# MATERIAL FOR THE TASK start

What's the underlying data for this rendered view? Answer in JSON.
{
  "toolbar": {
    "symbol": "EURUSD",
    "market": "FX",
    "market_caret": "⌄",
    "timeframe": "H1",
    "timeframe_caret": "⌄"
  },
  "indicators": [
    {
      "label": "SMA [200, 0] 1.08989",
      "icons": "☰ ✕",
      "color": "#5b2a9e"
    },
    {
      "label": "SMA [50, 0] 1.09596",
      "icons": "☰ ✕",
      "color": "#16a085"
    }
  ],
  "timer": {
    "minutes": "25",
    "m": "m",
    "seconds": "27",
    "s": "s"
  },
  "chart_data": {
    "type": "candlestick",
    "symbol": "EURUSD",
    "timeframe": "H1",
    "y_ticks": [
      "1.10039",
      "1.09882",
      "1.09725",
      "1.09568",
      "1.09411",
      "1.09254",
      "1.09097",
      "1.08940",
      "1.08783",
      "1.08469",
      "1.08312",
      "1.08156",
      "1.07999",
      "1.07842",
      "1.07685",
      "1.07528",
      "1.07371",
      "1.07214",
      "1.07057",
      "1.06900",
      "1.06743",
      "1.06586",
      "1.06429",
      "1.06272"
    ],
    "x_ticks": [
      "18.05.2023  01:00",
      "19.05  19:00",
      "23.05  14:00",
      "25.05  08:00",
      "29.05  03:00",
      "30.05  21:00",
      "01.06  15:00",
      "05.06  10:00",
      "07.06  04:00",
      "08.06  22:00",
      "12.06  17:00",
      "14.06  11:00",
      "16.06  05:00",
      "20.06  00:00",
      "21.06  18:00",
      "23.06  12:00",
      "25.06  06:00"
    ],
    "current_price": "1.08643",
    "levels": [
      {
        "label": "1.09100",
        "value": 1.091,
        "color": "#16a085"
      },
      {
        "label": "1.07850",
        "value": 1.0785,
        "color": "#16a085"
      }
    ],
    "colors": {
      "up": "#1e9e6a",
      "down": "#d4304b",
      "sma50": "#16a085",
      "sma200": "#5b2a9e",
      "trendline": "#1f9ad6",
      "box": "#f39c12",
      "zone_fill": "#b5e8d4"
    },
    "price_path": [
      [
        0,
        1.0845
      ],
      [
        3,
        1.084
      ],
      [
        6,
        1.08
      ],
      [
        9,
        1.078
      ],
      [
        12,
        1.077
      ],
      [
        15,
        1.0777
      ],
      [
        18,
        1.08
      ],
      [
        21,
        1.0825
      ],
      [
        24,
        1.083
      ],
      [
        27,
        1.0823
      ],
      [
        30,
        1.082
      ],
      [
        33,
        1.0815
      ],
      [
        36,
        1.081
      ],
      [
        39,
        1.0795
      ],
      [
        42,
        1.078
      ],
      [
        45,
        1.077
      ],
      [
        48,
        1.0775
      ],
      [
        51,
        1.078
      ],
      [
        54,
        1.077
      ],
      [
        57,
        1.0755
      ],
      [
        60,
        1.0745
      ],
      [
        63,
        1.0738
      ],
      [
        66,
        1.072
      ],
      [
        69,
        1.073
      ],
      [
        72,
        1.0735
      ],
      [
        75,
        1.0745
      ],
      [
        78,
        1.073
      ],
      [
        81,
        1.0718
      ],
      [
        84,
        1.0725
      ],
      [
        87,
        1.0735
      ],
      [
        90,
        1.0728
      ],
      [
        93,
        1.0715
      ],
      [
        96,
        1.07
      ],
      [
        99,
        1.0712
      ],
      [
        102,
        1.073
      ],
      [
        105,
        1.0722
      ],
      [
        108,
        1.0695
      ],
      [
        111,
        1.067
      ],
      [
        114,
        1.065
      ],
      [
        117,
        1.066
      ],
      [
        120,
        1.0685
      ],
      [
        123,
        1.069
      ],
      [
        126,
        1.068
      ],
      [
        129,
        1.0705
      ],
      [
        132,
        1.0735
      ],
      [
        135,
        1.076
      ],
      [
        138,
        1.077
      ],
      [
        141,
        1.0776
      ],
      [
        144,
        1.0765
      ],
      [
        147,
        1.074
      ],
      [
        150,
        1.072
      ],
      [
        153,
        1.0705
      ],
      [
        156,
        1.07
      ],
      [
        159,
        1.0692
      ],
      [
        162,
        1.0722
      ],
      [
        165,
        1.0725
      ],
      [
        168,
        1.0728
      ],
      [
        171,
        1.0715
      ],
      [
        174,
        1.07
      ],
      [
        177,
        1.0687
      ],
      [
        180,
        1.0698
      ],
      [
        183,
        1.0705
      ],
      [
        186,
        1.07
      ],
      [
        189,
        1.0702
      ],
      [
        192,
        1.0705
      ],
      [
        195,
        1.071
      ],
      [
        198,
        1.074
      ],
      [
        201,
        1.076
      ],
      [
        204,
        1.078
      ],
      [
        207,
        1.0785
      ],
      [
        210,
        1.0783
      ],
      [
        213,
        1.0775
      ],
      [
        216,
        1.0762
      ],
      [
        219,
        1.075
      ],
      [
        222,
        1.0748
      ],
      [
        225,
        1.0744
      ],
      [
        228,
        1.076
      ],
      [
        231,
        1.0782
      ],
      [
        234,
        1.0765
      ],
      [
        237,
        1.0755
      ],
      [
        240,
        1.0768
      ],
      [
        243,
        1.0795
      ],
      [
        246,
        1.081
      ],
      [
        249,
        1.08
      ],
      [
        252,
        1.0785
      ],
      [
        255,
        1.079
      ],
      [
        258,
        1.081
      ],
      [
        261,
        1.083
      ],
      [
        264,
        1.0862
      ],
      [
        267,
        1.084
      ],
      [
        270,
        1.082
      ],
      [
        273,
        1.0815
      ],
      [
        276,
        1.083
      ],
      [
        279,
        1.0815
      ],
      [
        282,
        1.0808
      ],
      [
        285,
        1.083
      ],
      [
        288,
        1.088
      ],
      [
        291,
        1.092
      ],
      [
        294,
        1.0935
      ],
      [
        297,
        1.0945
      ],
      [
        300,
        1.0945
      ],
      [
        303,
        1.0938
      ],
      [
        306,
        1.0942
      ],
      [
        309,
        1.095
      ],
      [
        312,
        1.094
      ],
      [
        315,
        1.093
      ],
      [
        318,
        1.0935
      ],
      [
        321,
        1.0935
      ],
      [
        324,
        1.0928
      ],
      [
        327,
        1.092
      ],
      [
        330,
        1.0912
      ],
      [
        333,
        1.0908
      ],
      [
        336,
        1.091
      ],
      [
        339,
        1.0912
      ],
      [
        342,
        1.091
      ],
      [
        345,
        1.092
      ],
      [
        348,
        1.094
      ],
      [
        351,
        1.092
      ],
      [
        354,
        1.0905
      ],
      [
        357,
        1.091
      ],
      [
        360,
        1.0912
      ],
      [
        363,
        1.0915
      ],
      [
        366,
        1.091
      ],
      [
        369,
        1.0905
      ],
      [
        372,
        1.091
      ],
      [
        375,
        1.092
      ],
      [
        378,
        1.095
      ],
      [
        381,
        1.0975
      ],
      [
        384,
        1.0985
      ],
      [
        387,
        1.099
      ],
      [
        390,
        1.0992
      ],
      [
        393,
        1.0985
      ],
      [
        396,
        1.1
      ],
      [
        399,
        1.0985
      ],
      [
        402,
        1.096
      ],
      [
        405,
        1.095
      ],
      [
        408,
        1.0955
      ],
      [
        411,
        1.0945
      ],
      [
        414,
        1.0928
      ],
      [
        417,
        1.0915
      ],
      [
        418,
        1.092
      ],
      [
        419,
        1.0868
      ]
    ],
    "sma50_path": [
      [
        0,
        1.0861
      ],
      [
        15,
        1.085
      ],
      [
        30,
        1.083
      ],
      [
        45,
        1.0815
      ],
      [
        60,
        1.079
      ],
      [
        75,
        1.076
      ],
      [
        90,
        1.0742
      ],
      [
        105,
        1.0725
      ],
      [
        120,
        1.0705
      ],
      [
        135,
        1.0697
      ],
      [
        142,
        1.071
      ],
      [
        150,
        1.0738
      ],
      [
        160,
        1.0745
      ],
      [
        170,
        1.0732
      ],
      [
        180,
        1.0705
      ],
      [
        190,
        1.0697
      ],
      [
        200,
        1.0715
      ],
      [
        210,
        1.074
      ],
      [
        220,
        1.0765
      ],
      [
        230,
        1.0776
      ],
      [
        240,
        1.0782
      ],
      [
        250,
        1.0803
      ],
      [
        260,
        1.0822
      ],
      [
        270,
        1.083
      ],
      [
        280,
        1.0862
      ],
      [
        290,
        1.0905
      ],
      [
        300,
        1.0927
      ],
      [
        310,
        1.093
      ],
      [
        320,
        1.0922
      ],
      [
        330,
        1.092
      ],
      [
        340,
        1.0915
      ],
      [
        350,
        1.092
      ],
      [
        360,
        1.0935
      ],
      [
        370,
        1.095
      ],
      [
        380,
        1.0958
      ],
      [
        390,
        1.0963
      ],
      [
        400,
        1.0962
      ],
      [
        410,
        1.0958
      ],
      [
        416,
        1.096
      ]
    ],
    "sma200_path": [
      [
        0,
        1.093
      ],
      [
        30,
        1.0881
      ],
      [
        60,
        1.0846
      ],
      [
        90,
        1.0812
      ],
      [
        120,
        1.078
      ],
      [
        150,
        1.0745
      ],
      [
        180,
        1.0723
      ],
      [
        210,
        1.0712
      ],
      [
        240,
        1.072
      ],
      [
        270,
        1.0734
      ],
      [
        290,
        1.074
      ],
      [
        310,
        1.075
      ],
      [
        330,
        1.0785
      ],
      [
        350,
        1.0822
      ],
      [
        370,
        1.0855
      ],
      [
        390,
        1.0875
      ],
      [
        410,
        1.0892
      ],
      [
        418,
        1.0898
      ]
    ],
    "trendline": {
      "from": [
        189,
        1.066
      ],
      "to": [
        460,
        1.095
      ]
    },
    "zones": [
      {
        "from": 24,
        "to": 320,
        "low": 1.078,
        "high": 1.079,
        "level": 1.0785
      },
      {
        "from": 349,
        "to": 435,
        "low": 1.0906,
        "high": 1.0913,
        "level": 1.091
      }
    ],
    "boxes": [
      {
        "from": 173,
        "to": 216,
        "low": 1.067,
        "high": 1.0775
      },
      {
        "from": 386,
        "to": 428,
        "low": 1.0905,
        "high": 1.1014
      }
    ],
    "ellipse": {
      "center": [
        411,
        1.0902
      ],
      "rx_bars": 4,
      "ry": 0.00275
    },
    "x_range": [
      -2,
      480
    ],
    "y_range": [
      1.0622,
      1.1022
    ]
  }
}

# MATERIAL FOR THE TASK end

### [TASK DIRECTIONS]
Extract every line from the records above that contains the word "label".

### [FULL ANSWER]
      "label": "SMA [200, 0] 1.08989",
      "label": "SMA [50, 0] 1.09596",
        "label": "1.09100",
        "label": "1.07850",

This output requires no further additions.